■ Written task: The listing beneath should be written out in full, exactly as shown.

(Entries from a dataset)
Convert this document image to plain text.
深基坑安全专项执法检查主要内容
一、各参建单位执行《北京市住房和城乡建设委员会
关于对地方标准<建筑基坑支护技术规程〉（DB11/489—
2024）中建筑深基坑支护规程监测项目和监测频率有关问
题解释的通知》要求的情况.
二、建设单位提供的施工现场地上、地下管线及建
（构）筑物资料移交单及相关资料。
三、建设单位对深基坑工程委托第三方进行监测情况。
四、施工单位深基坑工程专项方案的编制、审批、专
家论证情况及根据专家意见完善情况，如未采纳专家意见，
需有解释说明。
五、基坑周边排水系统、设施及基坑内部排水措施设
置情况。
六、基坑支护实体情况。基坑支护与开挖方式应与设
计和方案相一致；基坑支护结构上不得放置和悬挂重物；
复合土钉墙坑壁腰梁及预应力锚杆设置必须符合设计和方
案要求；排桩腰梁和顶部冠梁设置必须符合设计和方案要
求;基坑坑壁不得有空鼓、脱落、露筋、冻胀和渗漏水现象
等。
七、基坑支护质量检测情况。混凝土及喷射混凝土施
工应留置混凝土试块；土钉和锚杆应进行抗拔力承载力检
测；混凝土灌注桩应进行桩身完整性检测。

■ Written solution:
Convert this document image to plain text.
深基坑安全专项执法检查主要内容
一、各参建单位执行《北京市住房和城乡建设委员会
关于对地方标准<建筑基坑支护技术规程〉（DB11/489—
2024）中建筑深基坑支护规程监测项目和监测频率有关问
题解释的通知》要求的情况.
二、建设单位提供的施工现场地上、地下管线及建
（构）筑物资料移交单及相关资料。
三、建设单位对深基坑工程委托第三方进行监测情况。
四、施工单位深基坑工程专项方案的编制、审批、专
家论证情况及根据专家意见完善情况，如未采纳专家意见，
需有解释说明。
五、基坑周边排水系统、设施及基坑内部排水措施设
置情况。
六、基坑支护实体情况。基坑支护与开挖方式应与设
计和方案相一致；基坑支护结构上不得放置和悬挂重物；
复合土钉墙坑壁腰梁及预应力锚杆设置必须符合设计和方
案要求；排桩腰梁和顶部冠梁设置必须符合设计和方案要
求;基坑坑壁不得有空鼓、脱落、露筋、冻胀和渗漏水现象
等。
七、基坑支护质量检测情况。混凝土及喷射混凝土施
工应留置混凝土试块；土钉和锚杆应进行抗拔力承载力检
测；混凝土灌注桩应进行桩身完整性检测。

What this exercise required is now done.